• _Ausgewählter Auszug_:

    Durch die Erinnerungsarbeit, sagt Paula Fox, habe sich das Verhältnis eher erhärtet, zumal sie letztendlich anerkennen musste, dass ihre Mutter sie zeitlebens verabscheute. Allerdings sei ihr auch nicht entgangen, was Elsie ihrerseits in der Kindheit durchmachen musste. Irgendwie würde man ja doch schnell bei Adam und Eva angelangen: Die alten Wahrheiten, sagt sie, seien lediglich die neuen Wahrheiten in anderen Kleidern.

    Als Paula geboren wurde, war ihre Mutter 19 Jahre alt; ihr Vater war ein Cousin des Schauspielers Douglas Fairbanks und schrieb als Drehbuchautor für Hollywood: Graham Greene bezeichnete seinen Film «The Last Train from Madrid» als «den wahrscheinlich schlechtesten Film des Jahrzehnts». Paula wird von einer Großmutter nach wenigen Wochen aus dem Findelhaus geholt und der Obhut einer barmherzigen Fremden überlassen; die ersten fünf Jahre verbringt sie im Haus eines Geistlichen, der als «Onkel Elwood» der einzige Anker im unruhigen Leben des abgeschobenen, schließlich immer wieder hin- und hergerissenen Mädchens bleibt. Onkel Elwood geht mit ihr ins Kino, liest ihr Geschichten vor und hört sich geduldig Paulas Alpträume an; in den alten «National Geographic»-Heften, die sie im Haus findet, entdeckt sie «die Einzigartigkeit all dessen, was lebt» und staunt – so heißt es im Buch - «über die vielfältige Weise, wie die Geschöpfe sich schützen und erhalten.» Ein Wissen, das Paula dringend nötig hat: Denn in den Kulissen ihrer Biographie lauern Mutter und Vater so heimtückisch wie die bösen Stiefeltern in den Märchen der Gebrüder Grimm.

    Diese «wicked people» - verantwortungslos, gern auch betrunken und im Falle des Vaters trotz allem auf entwaffnende Weise charmant – brechen immer mal wieder aus dem Hinterhalt in Paulas Leben ein: Zu einem Zeitpunkt, da das halb vergessene Wort «Vater» in ihr längst eine Lähmung hervorruft, steht dieser eines nachmittags – als sei nichts gewesen - mit einer Kiste voller Bücher unvermutet in der Tür und macht sich bei einsetzender Dämmerung schon wieder auf und davon. Als er Paula wenig später zu sich und Elsie nach Kalifornien holt, nur um sie dort erneut in fremde Hände weiterzureichen, nimmt die verworrene Odyssee einer Kindheit ihren Lauf, der Paula Fox in ihrem Buch in elf Kapiteln – in kurzen Abschnitten dem ständig reißenden Lebensfaden hinterher - von Hollywood und Long Island über Kuba und New Hampshire bis nach Florida und Montreal noch einmal nachgeht. Zwischenstop ist in diesen Jahren immer mal wieder New York.

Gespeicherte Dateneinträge
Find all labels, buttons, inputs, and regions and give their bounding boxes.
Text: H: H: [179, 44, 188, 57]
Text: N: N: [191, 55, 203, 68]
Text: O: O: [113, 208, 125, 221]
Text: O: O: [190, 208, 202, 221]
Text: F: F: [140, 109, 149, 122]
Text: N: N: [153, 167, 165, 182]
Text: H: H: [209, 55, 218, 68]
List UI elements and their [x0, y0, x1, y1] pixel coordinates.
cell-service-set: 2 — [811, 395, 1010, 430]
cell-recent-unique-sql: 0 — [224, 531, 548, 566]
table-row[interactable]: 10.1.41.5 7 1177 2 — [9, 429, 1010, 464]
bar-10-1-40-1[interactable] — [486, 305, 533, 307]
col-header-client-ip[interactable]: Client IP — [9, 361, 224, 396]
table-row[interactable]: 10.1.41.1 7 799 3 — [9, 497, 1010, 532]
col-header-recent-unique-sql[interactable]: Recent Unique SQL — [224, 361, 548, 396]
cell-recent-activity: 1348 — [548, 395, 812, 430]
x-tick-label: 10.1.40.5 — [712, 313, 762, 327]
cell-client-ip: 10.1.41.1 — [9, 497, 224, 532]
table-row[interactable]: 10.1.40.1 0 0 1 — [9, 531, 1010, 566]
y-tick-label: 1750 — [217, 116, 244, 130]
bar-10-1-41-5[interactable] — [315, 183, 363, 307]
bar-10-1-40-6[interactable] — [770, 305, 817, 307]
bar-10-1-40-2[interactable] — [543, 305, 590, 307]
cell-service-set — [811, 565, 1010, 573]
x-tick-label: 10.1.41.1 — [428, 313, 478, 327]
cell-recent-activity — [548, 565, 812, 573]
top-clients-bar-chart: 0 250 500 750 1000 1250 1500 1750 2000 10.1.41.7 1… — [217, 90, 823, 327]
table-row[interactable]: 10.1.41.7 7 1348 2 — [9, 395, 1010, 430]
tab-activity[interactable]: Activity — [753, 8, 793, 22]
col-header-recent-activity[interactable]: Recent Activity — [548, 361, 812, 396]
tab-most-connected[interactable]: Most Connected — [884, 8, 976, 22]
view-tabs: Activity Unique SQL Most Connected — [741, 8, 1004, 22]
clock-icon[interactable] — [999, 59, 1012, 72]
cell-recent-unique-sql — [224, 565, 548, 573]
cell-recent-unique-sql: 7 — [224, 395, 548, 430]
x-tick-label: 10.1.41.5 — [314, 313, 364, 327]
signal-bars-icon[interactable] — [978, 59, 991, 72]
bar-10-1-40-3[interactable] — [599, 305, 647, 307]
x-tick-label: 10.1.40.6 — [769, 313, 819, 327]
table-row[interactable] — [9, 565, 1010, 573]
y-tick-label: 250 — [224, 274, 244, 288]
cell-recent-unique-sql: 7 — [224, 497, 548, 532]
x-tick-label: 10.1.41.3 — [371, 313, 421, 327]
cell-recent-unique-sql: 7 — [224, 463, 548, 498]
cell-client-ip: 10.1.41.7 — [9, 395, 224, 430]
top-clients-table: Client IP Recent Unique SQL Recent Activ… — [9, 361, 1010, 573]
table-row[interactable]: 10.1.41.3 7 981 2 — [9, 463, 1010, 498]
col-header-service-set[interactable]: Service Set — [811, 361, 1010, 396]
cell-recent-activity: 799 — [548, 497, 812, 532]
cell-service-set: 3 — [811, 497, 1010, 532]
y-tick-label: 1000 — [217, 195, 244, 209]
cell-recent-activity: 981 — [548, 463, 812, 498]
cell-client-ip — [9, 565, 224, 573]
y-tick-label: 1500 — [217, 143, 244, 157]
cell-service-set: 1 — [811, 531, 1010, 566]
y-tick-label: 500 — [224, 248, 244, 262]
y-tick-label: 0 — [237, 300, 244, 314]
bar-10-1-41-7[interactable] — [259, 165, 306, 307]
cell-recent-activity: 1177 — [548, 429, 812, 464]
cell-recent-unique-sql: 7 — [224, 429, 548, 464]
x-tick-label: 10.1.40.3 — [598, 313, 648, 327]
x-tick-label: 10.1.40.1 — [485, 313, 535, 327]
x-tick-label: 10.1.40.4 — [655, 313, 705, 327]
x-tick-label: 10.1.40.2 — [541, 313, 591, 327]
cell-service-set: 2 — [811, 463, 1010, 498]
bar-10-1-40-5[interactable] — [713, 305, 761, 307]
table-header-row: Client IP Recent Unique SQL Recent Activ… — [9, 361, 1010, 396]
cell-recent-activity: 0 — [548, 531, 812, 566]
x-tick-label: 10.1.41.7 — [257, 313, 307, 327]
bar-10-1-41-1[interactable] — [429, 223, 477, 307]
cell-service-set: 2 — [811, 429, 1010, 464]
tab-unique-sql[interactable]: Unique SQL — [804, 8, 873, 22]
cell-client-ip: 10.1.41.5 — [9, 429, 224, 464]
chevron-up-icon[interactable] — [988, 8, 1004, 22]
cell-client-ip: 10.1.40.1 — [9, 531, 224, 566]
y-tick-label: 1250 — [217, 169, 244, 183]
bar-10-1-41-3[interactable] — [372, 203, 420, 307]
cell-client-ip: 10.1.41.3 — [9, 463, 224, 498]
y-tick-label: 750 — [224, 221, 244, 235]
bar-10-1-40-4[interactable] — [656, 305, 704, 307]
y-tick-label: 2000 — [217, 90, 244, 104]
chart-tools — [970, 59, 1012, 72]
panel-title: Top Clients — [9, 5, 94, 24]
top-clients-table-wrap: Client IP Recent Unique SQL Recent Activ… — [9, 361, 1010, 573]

• _Aufgaben_:
- a) Zitieren Sie aus dem Auszug über Paula Fox wörtlich den Abschnitt, der bei den Worten "Durch die Erinnerungsarbeit, sagt" beginnt und nach den Worten "in anderen Kleidern." endet.
- b) Fassen Sie den Auszug über Paula Fox in drei Sätzen zusammen.

• _Lösungen_:
- a)
Durch die Erinnerungsarbeit, sagt Paula Fox, habe sich das Verhältnis eher erhärtet, zumal sie letztendlich anerkennen musste, dass ihre Mutter sie zeitlebens verabscheute. Allerdings sei ihr auch nicht entgangen, was Elsie ihrerseits in der Kindheit durchmachen musste. Irgendwie würde man ja doch schnell bei Adam und Eva angelangen: Die alten Wahrheiten, sagt sie, seien lediglich die neuen Wahrheiten in anderen Kleidern.

- b) Paula Fox sagt, die Erinnerungsarbeit habe ihr Verhältnis zur Mutter eher erhärtet, zumal sie anerkennen musste, dass diese sie zeitlebens verabscheute. Nach wenigen Wochen holte eine Großmutter sie aus dem Findelhaus, und die ersten fünf Jahre verbrachte sie im Haus eines Geistlichen, der als Onkel Elwood der einzige Anker in ihrem unruhigen Leben blieb. Als ihr Vater sie nach Kalifornien holte, nur um sie dort erneut in fremde Hände weiterzureichen, begann die verworrene Odyssee ihrer Kindheit, der Fox in ihrem Buch in elf Kapiteln nachgeht.